From the records, pick out and copy each line containing "text".

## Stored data
##############################

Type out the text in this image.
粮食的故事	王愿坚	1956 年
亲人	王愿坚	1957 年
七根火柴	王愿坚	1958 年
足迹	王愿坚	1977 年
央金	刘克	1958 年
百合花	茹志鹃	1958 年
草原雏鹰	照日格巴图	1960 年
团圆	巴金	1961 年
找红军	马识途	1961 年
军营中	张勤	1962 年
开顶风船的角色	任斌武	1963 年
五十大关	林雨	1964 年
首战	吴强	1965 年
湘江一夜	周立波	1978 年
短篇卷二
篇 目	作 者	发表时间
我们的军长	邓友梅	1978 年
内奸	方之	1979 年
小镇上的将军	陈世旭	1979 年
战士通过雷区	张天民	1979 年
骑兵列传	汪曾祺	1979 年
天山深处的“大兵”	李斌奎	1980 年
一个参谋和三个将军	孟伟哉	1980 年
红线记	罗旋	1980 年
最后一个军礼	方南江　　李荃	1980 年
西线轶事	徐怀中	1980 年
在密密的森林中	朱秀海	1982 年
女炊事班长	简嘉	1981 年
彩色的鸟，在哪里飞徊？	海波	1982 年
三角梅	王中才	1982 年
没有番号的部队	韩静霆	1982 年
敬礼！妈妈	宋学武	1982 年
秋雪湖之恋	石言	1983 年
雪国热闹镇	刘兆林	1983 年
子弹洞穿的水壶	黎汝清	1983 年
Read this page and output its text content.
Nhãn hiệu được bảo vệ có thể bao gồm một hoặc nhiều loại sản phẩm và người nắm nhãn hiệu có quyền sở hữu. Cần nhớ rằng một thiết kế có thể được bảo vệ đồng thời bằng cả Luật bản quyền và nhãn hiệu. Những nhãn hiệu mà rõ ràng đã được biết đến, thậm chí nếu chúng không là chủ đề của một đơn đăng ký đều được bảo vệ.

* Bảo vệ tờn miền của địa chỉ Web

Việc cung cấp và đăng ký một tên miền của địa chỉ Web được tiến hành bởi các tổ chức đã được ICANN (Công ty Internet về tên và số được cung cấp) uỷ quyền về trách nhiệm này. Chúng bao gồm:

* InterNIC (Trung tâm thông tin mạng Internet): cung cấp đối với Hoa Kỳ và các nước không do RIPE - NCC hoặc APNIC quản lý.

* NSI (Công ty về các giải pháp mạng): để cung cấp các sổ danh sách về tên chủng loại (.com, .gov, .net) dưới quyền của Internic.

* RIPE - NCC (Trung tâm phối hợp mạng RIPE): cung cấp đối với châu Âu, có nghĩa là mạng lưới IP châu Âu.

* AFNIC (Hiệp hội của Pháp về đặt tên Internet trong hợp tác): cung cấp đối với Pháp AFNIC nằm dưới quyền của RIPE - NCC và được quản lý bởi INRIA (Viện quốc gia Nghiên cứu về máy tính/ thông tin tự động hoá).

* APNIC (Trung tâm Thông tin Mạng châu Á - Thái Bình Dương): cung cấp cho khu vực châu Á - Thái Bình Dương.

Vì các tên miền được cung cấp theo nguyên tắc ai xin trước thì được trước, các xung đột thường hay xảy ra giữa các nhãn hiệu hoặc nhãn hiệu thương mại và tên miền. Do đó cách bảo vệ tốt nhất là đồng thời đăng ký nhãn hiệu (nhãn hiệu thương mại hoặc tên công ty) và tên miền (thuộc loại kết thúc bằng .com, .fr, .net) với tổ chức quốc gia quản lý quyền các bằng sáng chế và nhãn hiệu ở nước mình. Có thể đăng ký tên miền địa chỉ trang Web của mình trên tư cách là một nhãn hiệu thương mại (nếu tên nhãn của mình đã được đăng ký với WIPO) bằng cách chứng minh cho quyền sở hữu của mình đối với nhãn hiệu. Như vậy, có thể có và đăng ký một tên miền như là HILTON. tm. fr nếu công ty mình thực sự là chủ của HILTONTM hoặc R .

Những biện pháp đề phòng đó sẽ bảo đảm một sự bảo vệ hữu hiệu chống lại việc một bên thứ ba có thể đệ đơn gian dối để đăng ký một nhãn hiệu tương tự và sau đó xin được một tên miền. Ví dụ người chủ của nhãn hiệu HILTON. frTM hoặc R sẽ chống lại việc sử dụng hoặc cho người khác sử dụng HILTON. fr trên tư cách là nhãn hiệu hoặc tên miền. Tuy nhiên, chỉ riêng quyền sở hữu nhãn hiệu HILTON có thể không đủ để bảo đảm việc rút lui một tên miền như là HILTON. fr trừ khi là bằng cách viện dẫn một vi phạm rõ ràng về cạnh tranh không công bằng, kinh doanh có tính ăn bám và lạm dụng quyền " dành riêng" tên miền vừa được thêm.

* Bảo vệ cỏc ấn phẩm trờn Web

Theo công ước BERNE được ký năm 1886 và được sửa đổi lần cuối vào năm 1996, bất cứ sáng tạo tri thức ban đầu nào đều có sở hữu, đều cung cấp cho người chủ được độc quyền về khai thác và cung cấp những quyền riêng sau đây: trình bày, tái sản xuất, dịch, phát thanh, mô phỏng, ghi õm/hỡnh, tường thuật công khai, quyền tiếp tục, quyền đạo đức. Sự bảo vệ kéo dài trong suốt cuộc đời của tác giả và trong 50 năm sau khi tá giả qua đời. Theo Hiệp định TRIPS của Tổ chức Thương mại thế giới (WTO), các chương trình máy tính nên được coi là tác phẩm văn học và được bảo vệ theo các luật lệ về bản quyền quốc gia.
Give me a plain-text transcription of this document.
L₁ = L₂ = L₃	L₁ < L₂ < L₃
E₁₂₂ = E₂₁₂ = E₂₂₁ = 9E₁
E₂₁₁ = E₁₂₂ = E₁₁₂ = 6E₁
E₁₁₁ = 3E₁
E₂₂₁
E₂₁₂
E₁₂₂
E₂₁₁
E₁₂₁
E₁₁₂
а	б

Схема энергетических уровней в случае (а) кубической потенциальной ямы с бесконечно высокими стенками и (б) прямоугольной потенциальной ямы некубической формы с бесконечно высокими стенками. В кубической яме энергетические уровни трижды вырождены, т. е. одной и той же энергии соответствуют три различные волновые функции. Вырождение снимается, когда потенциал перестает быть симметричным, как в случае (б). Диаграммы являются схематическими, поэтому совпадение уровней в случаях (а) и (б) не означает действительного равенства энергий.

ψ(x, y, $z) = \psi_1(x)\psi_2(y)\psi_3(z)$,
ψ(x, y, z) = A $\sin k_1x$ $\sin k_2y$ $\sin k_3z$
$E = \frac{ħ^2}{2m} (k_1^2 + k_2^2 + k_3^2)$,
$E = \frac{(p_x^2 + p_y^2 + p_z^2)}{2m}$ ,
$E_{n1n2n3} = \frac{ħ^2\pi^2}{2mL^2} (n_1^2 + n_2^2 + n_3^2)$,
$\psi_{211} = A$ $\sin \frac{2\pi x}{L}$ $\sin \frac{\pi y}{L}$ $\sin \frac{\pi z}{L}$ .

##############################

## Worked answer
Type out the text in this image.
Read this page and output its text content.
Give me a plain-text transcription of this document.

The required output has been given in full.